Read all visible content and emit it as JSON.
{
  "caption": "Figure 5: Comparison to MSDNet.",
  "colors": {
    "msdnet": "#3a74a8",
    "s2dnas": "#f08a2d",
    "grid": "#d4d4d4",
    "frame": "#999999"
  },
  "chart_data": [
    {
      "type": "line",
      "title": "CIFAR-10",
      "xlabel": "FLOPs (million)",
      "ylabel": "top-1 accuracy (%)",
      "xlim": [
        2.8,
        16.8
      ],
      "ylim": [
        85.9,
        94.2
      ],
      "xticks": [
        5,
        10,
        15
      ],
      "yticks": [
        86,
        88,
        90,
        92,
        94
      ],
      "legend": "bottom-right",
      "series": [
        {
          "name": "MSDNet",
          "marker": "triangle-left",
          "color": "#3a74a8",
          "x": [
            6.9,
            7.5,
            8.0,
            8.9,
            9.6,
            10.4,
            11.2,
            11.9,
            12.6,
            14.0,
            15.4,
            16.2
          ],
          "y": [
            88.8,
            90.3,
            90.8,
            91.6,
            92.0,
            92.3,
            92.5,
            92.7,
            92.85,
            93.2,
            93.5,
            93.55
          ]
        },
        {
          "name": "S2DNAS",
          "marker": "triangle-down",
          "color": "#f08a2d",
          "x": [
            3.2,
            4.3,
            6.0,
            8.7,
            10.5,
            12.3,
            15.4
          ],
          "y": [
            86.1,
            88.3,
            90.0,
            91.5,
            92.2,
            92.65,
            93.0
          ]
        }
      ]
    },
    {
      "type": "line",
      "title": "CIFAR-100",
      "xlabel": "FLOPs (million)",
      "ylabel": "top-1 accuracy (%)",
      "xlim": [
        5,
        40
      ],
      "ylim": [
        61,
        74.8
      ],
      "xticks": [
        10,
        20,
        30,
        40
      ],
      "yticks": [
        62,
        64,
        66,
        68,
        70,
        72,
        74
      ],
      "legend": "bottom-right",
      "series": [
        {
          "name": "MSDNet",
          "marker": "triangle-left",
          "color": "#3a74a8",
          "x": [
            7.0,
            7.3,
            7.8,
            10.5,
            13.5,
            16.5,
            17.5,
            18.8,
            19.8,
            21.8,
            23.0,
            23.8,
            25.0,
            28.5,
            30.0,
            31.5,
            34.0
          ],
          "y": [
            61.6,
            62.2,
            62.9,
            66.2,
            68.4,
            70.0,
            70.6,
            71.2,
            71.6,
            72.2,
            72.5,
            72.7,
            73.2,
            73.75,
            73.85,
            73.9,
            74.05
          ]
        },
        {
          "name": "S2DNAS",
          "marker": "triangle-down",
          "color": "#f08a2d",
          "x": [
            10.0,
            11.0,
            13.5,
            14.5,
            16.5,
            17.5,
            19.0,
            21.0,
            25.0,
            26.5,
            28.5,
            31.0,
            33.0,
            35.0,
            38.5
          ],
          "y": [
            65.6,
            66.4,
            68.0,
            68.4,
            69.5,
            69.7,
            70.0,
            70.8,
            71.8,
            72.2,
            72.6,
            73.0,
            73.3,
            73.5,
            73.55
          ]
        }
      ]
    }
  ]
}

[PROBLEM]: Print out the whole listing exactly as it appears.

[FINISHED TASK]:
Read all visible content and emit it as JSON.
{
  "caption": "Figure 5: Comparison to MSDNet.",
  "colors": {
    "msdnet": "#3a74a8",
    "s2dnas": "#f08a2d",
    "grid": "#d4d4d4",
    "frame": "#999999"
  },
  "chart_data": [
    {
      "type": "line",
      "title": "CIFAR-10",
      "xlabel": "FLOPs (million)",
      "ylabel": "top-1 accuracy (%)",
      "xlim": [
        2.8,
        16.8
      ],
      "ylim": [
        85.9,
        94.2
      ],
      "xticks": [
        5,
        10,
        15
      ],
      "yticks": [
        86,
        88,
        90,
        92,
        94
      ],
      "legend": "bottom-right",
      "series": [
        {
          "name": "MSDNet",
          "marker": "triangle-left",
          "color": "#3a74a8",
          "x": [
            6.9,
            7.5,
            8.0,
            8.9,
            9.6,
            10.4,
            11.2,
            11.9,
            12.6,
            14.0,
            15.4,
            16.2
          ],
          "y": [
            88.8,
            90.3,
            90.8,
            91.6,
            92.0,
            92.3,
            92.5,
            92.7,
            92.85,
            93.2,
            93.5,
            93.55
          ]
        },
        {
          "name": "S2DNAS",
          "marker": "triangle-down",
          "color": "#f08a2d",
          "x": [
            3.2,
            4.3,
            6.0,
            8.7,
            10.5,
            12.3,
            15.4
          ],
          "y": [
            86.1,
            88.3,
            90.0,
            91.5,
            92.2,
            92.65,
            93.0
          ]
        }
      ]
    },
    {
      "type": "line",
      "title": "CIFAR-100",
      "xlabel": "FLOPs (million)",
      "ylabel": "top-1 accuracy (%)",
      "xlim": [
        5,
        40
      ],
      "ylim": [
        61,
        74.8
      ],
      "xticks": [
        10,
        20,
        30,
        40
      ],
      "yticks": [
        62,
        64,
        66,
        68,
        70,
        72,
        74
      ],
      "legend": "bottom-right",
      "series": [
        {
          "name": "MSDNet",
          "marker": "triangle-left",
          "color": "#3a74a8",
          "x": [
            7.0,
            7.3,
            7.8,
            10.5,
            13.5,
            16.5,
            17.5,
            18.8,
            19.8,
            21.8,
            23.0,
            23.8,
            25.0,
            28.5,
            30.0,
            31.5,
            34.0
          ],
          "y": [
            61.6,
            62.2,
            62.9,
            66.2,
            68.4,
            70.0,
            70.6,
            71.2,
            71.6,
            72.2,
            72.5,
            72.7,
            73.2,
            73.75,
            73.85,
            73.9,
            74.05
          ]
        },
        {
          "name": "S2DNAS",
          "marker": "triangle-down",
          "color": "#f08a2d",
          "x": [
            10.0,
            11.0,
            13.5,
            14.5,
            16.5,
            17.5,
            19.0,
            21.0,
            25.0,
            26.5,
            28.5,
            31.0,
            33.0,
            35.0,
            38.5
          ],
          "y": [
            65.6,
            66.4,
            68.0,
            68.4,
            69.5,
            69.7,
            70.0,
            70.8,
            71.8,
            72.2,
            72.6,
            73.0,
            73.3,
            73.5,
            73.55
          ]
        }
      ]
    }
  ]
}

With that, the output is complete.